Find every line in the data below that contains the string "search", and copy each one out in full.

## BEGIN

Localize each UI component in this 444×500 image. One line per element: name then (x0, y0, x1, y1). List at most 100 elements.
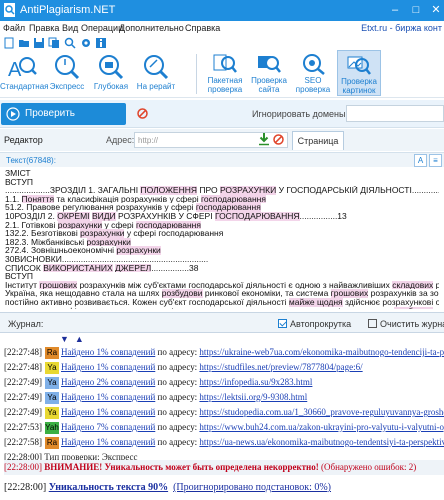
info-icon[interactable] (95, 37, 107, 49)
match-percent-link[interactable]: Найдено 1% совпадений (61, 392, 155, 402)
source-url-link[interactable]: https://lektsii.org/9-9308.html (199, 392, 307, 402)
uniqueness-result-link[interactable]: Уникальность текста 90% (49, 482, 168, 493)
tab-page[interactable]: Страница (292, 131, 344, 150)
source-url-link[interactable]: https://infopedia.su/9x283.html (199, 377, 312, 387)
text-segment: ринкової економіки, та система (202, 289, 331, 298)
match-percent-link[interactable]: Найдено 1% совпадений (61, 347, 155, 357)
text-segment: 182.3. Міжбанківські (5, 237, 87, 247)
ignore-domains-input[interactable] (346, 105, 444, 122)
document-text-area[interactable]: ЗМІСТ ВСТУП ...................ЗРОЗДІЛ 1. … (0, 168, 444, 309)
zoom-icon[interactable] (64, 37, 76, 49)
download-icon[interactable] (258, 132, 270, 146)
menu-bar: Файл Правка Вид Операции Дополнительно С… (0, 21, 444, 36)
cancel-load-icon[interactable] (273, 134, 284, 145)
menu-edit[interactable]: Правка (29, 23, 59, 33)
image-check-label-2: картинок (342, 86, 376, 95)
gear-icon[interactable] (80, 37, 92, 49)
journal-entry: [22:27:49] Ya Найдено 1% совпадений по адр… (4, 390, 307, 404)
site-check-button[interactable]: Проверка сайта (249, 50, 289, 96)
text-segment: у сфері господарювання (124, 229, 224, 238)
match-percent-link[interactable]: Найдено 7% совпадений (61, 422, 155, 432)
save-icon[interactable] (33, 37, 45, 49)
mode-standard-button[interactable]: A Стандартная (0, 50, 48, 96)
source-url-link[interactable]: https://studfiles.net/preview/7877804/pa… (199, 362, 362, 372)
document-line: 30ВИСНОВКИ..............................… (5, 255, 439, 264)
seo-check-button[interactable]: SEO проверка (293, 50, 333, 96)
new-file-icon[interactable] (3, 37, 15, 49)
mode-rewrite-label: На рерайт (136, 82, 176, 91)
document-line: Україна, яка нещодавно стала на шлях роз… (5, 289, 439, 298)
match-percent-link[interactable]: Найдено 1% совпадений (61, 407, 155, 417)
match-percent-link[interactable]: Найдено 2% совпадений (61, 377, 155, 387)
search-engine-badge: Ya (45, 362, 59, 374)
clear-journal-button[interactable]: Очистить журнал (368, 319, 444, 329)
seo-check-label-1: SEO (304, 76, 322, 85)
batch-check-button[interactable]: Пакетная проверка (205, 50, 245, 96)
text-segment: СПИСОК (5, 263, 44, 273)
text-segment: 2.1. Готівкові (5, 220, 58, 230)
etxt-link[interactable]: Etxt.ru - биржа конт (361, 23, 442, 33)
ignored-substitutions-link[interactable]: (Проигнорировано подстановок: 0%) (173, 482, 331, 493)
document-line: 182.3. Міжбанківські розрахунки (5, 237, 439, 247)
entry-time: [22:27:49] (4, 392, 42, 402)
address-text: по адресу: (155, 437, 200, 447)
mode-rewrite-button[interactable]: На рерайт (134, 50, 178, 96)
autoscroll-checkbox[interactable]: Автопрокрутка (278, 319, 351, 329)
ignore-domains-label: Игнорировать домены: (252, 109, 348, 119)
menu-help[interactable]: Справка (185, 23, 220, 33)
source-url-link[interactable]: https://studopedia.com.ua/1_30660_pravov… (199, 407, 444, 417)
highlighted-match: ОКРЕМІ (57, 211, 90, 221)
menu-view[interactable]: Вид (62, 23, 78, 33)
document-line: ...................ЗРОЗДІЛ 1. ЗАГАЛЬНІ П… (5, 186, 439, 195)
title-bar: AntiPlagiarism.NET – □ ✕ (0, 0, 444, 21)
text-segment: 1.1. (5, 194, 22, 204)
source-url-link[interactable]: https://www.buh24.com.ua/zakon-ukrayini-… (199, 422, 444, 432)
mode-deep-button[interactable]: Глубокая (90, 50, 132, 96)
search-engine-badge: Yah (45, 422, 59, 434)
close-button[interactable]: ✕ (425, 0, 444, 21)
open-folder-icon[interactable] (18, 37, 30, 49)
menu-operations[interactable]: Операции (81, 23, 123, 33)
journal-log: ▼▲ [22:27:48] Ra Найдено 1% совпадений по … (0, 333, 444, 500)
source-url-link[interactable]: https://ua-news.ua/ekonomika-maibutnogo-… (199, 437, 444, 447)
batch-check-label-1: Пакетная (207, 76, 243, 85)
clear-journal-label: Очистить журнал (380, 319, 444, 329)
image-check-button[interactable]: Проверка картинок (337, 50, 381, 96)
menu-advanced[interactable]: Дополнительно (119, 23, 184, 33)
check-uniqueness-button[interactable]: Проверить уникальность (1, 103, 126, 141)
document-line: 51.2. Правове регулювання розрахунків у … (5, 203, 439, 212)
match-percent-link[interactable]: Найдено 1% совпадений (61, 437, 155, 447)
entry-time: [22:27:48] (4, 347, 42, 357)
batch-check-label-2: проверка (207, 85, 243, 94)
result-line: [22:28:00] Уникальность текста 90% (Прои… (4, 480, 331, 496)
highlighted-match: розбудови (161, 289, 203, 298)
highlighted-match: розрахунки (80, 229, 125, 238)
text-segment: РОЗРАХУНКІВ У СФЕРІ (115, 211, 215, 221)
document-line: контрагентами, фіскальними органами та і… (5, 306, 439, 309)
match-percent-link[interactable]: Найдено 1% совпадений (61, 362, 155, 372)
sort-arrows-icon[interactable]: ▼▲ (60, 334, 90, 344)
action-bar: Проверить уникальность Игнорировать доме… (0, 100, 444, 141)
font-size-icon[interactable]: A (414, 154, 427, 167)
highlighted-match: господарювання (136, 220, 201, 230)
site-check-label-2: сайта (258, 85, 280, 94)
address-text: по адресу: (155, 377, 200, 387)
text-segment: та класифікація розрахунків у сфері (54, 194, 202, 204)
highlighted-match: Поняття (21, 194, 55, 204)
menu-file[interactable]: Файл (3, 23, 25, 33)
maximize-button[interactable]: □ (405, 0, 427, 21)
express-mode-icon (55, 55, 80, 80)
text-align-icon[interactable]: ≡ (429, 154, 442, 167)
window-title: AntiPlagiarism.NET (20, 4, 116, 16)
journal-entry: [22:27:53] Yah Найдено 7% совпадений по ад… (4, 420, 444, 434)
stop-icon[interactable] (137, 108, 148, 119)
entry-time: [22:27:49] (4, 377, 42, 387)
entry-time: [22:27:48] (4, 362, 42, 372)
copy-icon[interactable] (48, 37, 60, 49)
highlighted-match: ГОСПОДАРЮВАННЯ (214, 211, 300, 221)
mode-express-button[interactable]: Экспресс (47, 50, 87, 96)
minimize-button[interactable]: – (384, 0, 406, 21)
source-url-link[interactable]: https://ukraine-web7ua.com/ekonomika-mai… (199, 347, 444, 357)
journal-entry: [22:27:48] Ya Найдено 1% совпадений по адр… (4, 360, 363, 374)
text-segment: здійснює розрахункові операції з (345, 297, 439, 307)
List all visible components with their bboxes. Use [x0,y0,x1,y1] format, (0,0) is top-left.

## END

### Result of this exercise
search-engine-badge: Ya (45, 362, 59, 374)
search-engine-badge: Yah (45, 422, 59, 434)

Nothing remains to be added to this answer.